→ **Given data**:
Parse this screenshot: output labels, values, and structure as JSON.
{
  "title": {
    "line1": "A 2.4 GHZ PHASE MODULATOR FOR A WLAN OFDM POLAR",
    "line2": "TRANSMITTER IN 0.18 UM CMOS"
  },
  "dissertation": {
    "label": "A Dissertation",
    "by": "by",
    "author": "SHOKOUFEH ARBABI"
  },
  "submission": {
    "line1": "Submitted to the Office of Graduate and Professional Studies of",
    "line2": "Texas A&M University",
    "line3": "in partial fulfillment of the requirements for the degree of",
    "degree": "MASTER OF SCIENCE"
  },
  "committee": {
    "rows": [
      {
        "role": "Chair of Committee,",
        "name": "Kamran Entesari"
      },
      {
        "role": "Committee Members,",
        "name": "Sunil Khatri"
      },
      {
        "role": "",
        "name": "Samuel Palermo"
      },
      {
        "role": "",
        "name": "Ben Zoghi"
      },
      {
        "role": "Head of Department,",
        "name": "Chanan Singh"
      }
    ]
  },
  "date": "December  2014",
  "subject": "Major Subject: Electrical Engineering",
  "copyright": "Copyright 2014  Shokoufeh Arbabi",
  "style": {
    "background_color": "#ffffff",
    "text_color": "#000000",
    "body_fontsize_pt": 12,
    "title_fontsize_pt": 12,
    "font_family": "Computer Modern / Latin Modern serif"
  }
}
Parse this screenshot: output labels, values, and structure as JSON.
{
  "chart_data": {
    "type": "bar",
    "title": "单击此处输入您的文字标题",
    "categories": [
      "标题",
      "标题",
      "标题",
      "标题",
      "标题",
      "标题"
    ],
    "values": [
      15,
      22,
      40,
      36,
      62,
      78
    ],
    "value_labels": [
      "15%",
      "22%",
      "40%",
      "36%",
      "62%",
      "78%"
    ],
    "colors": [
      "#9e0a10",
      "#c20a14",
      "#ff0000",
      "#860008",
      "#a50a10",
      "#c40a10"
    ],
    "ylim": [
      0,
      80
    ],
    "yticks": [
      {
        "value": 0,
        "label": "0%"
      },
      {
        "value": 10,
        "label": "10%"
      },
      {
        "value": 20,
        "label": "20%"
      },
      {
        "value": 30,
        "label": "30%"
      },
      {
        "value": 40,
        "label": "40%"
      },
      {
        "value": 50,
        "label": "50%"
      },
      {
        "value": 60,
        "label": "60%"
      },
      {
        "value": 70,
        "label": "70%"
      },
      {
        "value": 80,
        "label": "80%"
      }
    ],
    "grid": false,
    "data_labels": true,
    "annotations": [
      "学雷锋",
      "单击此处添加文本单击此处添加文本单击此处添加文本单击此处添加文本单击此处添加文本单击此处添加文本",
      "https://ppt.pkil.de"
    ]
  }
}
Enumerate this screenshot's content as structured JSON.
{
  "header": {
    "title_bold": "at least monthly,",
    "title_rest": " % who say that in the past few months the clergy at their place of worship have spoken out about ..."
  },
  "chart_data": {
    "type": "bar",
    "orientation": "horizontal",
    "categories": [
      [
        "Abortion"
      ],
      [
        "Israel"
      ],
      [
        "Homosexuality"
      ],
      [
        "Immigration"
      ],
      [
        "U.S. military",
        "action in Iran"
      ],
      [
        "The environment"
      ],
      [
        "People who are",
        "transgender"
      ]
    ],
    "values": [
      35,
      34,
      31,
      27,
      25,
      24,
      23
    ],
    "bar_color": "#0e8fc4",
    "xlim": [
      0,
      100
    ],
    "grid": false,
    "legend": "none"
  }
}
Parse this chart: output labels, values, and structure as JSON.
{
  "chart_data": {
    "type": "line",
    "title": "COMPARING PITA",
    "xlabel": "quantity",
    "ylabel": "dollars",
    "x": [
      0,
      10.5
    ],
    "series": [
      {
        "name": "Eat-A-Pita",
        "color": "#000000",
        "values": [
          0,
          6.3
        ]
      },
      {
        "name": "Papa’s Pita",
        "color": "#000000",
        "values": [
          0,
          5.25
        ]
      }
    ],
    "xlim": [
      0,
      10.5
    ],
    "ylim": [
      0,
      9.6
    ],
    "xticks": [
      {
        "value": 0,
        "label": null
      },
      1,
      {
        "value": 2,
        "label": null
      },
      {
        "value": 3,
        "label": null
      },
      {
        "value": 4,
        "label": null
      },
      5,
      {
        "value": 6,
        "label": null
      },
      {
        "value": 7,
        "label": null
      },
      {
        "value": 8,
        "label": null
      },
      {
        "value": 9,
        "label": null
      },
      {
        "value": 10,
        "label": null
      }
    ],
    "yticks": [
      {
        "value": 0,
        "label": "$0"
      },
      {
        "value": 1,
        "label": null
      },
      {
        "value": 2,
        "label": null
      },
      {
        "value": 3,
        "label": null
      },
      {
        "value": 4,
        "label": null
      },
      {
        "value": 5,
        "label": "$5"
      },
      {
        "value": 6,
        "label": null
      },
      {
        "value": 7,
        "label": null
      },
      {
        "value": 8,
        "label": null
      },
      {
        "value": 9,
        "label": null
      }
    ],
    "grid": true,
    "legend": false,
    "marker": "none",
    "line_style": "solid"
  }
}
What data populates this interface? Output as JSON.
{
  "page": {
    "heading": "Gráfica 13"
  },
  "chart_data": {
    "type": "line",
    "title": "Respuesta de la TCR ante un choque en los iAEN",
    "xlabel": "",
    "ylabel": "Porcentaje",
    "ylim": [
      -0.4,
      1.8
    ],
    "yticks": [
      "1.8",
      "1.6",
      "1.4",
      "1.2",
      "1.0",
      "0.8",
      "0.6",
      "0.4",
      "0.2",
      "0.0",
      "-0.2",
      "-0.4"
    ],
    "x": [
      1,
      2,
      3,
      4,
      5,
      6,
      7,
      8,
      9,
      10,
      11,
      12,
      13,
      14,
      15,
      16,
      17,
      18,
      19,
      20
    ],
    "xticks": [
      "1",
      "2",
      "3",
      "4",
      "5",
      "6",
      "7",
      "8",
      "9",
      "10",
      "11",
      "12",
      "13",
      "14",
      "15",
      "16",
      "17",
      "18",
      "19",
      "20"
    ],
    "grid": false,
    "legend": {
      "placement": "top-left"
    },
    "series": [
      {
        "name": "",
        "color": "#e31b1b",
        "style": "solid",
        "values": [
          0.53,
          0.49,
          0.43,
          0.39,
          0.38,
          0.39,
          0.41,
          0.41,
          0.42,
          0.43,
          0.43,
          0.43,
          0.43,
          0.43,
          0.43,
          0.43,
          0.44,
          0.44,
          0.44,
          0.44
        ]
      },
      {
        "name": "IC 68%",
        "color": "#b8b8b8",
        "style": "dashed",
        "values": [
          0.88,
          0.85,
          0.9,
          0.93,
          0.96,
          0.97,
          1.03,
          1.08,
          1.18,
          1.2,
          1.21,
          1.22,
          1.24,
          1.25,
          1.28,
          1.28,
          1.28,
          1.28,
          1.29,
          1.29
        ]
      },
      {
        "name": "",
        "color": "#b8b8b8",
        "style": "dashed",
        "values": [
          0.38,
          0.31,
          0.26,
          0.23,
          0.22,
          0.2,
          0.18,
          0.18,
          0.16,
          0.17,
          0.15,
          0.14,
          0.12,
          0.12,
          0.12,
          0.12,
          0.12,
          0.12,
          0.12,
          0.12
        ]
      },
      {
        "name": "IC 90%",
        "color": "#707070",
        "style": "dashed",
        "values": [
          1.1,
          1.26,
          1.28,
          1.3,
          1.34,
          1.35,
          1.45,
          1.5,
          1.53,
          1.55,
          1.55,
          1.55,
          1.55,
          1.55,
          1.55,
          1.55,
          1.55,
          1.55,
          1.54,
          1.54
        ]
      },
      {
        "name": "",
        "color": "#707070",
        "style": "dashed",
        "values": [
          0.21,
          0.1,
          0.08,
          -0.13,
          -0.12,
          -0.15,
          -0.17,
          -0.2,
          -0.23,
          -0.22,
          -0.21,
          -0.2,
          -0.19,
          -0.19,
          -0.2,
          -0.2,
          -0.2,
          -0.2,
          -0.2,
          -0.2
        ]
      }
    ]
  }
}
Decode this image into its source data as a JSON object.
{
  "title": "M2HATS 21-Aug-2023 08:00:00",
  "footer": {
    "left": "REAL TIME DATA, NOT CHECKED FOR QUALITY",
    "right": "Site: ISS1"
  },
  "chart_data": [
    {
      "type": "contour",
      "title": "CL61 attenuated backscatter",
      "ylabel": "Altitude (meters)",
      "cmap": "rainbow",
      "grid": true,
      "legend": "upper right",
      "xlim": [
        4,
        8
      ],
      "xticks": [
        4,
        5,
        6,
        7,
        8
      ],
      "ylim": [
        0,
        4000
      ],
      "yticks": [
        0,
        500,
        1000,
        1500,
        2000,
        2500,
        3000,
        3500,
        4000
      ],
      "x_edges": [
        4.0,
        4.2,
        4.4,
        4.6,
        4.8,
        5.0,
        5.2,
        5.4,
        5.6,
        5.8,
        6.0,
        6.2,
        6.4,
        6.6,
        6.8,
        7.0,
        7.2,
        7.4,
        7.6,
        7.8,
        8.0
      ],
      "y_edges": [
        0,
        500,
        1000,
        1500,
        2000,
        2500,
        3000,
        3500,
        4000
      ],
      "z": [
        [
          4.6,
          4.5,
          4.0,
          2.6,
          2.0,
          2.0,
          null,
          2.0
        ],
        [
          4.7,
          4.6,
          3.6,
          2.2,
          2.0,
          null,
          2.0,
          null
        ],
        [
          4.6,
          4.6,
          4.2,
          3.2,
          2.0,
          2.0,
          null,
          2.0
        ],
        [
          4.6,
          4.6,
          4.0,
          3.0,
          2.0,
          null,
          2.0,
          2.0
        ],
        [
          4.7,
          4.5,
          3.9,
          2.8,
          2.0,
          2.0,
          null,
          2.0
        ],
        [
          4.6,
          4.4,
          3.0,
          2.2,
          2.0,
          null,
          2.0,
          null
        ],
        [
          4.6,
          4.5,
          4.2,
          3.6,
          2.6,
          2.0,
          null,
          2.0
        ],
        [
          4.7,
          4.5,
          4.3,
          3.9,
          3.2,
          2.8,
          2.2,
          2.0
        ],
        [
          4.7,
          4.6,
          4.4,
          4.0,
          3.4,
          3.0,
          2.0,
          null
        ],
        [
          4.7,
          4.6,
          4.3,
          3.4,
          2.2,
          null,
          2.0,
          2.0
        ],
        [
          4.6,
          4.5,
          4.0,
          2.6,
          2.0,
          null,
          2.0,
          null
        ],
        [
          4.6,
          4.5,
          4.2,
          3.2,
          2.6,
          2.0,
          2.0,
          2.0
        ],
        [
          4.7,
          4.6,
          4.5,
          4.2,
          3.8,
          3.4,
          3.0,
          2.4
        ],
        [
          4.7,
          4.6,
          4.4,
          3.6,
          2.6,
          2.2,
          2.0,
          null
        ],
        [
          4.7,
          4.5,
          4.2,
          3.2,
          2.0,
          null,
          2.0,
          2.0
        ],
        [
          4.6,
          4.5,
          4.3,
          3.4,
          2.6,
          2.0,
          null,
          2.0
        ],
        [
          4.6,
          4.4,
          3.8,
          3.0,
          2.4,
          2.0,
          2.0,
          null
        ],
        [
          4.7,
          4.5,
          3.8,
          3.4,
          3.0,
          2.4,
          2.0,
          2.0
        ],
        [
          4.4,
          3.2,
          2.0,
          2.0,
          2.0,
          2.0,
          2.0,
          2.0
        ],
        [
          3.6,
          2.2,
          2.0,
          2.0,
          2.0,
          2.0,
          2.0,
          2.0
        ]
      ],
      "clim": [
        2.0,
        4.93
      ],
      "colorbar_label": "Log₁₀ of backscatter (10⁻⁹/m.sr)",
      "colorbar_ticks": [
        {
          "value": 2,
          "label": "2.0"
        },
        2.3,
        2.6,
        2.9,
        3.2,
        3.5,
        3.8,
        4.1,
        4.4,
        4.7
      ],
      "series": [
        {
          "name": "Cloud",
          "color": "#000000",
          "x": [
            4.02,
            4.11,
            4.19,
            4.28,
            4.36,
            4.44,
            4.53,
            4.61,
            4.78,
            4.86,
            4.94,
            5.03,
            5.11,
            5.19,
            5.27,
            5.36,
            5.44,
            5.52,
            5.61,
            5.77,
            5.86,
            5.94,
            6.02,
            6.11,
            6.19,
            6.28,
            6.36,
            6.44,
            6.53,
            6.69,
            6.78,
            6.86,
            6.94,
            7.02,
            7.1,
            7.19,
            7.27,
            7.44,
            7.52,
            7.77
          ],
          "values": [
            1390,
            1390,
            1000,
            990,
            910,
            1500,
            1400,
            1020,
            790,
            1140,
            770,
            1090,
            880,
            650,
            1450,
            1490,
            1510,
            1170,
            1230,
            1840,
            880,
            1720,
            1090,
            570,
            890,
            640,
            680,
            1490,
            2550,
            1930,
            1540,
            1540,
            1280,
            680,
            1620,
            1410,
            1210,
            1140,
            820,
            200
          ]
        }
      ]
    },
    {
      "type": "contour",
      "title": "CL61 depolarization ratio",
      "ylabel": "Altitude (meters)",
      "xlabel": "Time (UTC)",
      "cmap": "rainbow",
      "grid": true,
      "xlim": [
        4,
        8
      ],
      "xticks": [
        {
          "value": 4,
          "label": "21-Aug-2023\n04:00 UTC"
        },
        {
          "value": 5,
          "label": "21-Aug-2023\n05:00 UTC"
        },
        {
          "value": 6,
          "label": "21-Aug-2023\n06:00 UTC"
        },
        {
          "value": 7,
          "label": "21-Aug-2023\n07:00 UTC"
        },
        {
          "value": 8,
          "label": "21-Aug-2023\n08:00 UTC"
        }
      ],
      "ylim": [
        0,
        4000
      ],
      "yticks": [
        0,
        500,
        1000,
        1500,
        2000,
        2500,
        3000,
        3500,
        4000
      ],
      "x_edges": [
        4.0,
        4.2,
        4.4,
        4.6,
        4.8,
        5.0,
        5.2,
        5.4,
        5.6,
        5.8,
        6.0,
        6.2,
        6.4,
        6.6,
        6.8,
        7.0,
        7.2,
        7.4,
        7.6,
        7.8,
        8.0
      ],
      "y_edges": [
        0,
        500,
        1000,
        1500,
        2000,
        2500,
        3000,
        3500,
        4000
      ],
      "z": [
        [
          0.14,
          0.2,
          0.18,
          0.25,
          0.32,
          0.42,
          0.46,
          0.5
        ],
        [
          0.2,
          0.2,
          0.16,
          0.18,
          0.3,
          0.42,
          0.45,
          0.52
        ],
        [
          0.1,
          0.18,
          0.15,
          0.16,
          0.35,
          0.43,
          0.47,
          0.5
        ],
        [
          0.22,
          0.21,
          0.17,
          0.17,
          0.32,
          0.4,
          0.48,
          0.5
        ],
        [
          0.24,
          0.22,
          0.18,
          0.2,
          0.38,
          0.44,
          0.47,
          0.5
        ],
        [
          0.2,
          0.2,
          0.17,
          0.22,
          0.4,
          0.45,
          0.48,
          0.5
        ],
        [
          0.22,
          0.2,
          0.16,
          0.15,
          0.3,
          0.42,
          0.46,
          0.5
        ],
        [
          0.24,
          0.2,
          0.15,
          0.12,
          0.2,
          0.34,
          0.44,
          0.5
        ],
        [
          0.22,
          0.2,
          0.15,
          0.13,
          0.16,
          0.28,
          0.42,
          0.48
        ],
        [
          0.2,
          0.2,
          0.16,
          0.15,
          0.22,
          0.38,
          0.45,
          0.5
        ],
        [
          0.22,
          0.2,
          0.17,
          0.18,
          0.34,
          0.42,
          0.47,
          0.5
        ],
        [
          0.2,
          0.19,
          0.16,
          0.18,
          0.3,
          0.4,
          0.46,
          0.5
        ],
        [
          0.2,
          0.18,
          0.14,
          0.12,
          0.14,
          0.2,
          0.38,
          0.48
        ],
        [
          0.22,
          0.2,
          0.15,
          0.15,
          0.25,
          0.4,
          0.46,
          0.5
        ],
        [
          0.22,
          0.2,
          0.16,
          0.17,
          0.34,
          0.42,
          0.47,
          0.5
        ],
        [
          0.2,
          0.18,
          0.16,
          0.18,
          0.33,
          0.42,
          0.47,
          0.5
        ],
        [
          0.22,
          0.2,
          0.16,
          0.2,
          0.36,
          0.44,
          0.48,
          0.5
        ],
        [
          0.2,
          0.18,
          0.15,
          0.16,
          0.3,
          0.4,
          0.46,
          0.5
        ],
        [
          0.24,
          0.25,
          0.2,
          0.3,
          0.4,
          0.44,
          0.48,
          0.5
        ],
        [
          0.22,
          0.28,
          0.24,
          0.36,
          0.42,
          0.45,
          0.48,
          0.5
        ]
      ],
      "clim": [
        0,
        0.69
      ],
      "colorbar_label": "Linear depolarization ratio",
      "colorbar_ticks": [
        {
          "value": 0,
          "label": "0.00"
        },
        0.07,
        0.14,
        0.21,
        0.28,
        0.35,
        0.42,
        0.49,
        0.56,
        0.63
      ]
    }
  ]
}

→ **Exercise requirements**: Pick out and copy the lines of the material that include the word "true".

→ **Output of the task**:
    "data_labels": true,
    "grid": true,
      "grid": true,
      "grid": true,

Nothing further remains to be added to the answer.